## Exercise goal:
Extract every entry word for word. Skip the pictures.
[The records start]
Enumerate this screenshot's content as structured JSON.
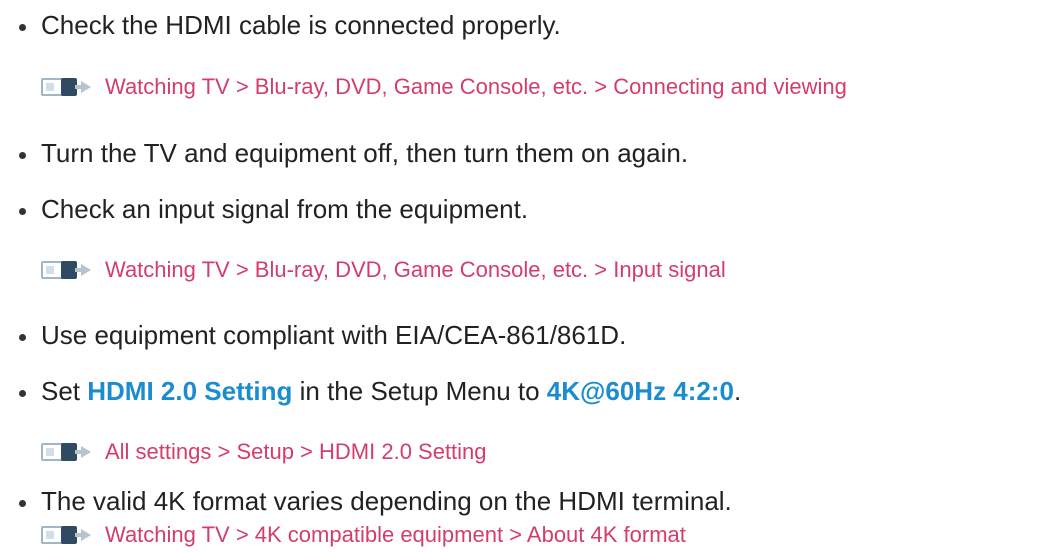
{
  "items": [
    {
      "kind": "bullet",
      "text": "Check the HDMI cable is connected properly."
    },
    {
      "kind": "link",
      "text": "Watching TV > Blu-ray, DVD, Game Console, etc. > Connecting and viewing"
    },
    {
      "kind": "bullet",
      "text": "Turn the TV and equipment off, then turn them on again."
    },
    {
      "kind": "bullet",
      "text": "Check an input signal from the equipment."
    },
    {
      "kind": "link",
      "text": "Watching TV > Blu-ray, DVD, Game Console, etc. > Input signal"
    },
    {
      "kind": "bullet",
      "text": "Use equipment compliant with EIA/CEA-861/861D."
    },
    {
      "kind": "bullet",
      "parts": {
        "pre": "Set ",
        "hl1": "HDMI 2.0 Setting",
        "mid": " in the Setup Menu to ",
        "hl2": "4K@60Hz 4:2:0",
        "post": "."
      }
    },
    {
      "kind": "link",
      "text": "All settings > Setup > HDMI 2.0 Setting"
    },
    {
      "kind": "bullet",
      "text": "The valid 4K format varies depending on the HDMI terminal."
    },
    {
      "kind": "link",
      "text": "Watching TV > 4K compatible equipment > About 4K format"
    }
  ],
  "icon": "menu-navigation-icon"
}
[The records end]
## Completed exercise:
Enumerate this screenshot's content as structured JSON.
{
  "items": [
    {
      "kind": "bullet",
      "text": "Check the HDMI cable is connected properly."
    },
    {
      "kind": "link",
      "text": "Watching TV > Blu-ray, DVD, Game Console, etc. > Connecting and viewing"
    },
    {
      "kind": "bullet",
      "text": "Turn the TV and equipment off, then turn them on again."
    },
    {
      "kind": "bullet",
      "text": "Check an input signal from the equipment."
    },
    {
      "kind": "link",
      "text": "Watching TV > Blu-ray, DVD, Game Console, etc. > Input signal"
    },
    {
      "kind": "bullet",
      "text": "Use equipment compliant with EIA/CEA-861/861D."
    },
    {
      "kind": "bullet",
      "parts": {
        "pre": "Set ",
        "hl1": "HDMI 2.0 Setting",
        "mid": " in the Setup Menu to ",
        "hl2": "4K@60Hz 4:2:0",
        "post": "."
      }
    },
    {
      "kind": "link",
      "text": "All settings > Setup > HDMI 2.0 Setting"
    },
    {
      "kind": "bullet",
      "text": "The valid 4K format varies depending on the HDMI terminal."
    },
    {
      "kind": "link",
      "text": "Watching TV > 4K compatible equipment > About 4K format"
    }
  ],
  "icon": "menu-navigation-icon"
}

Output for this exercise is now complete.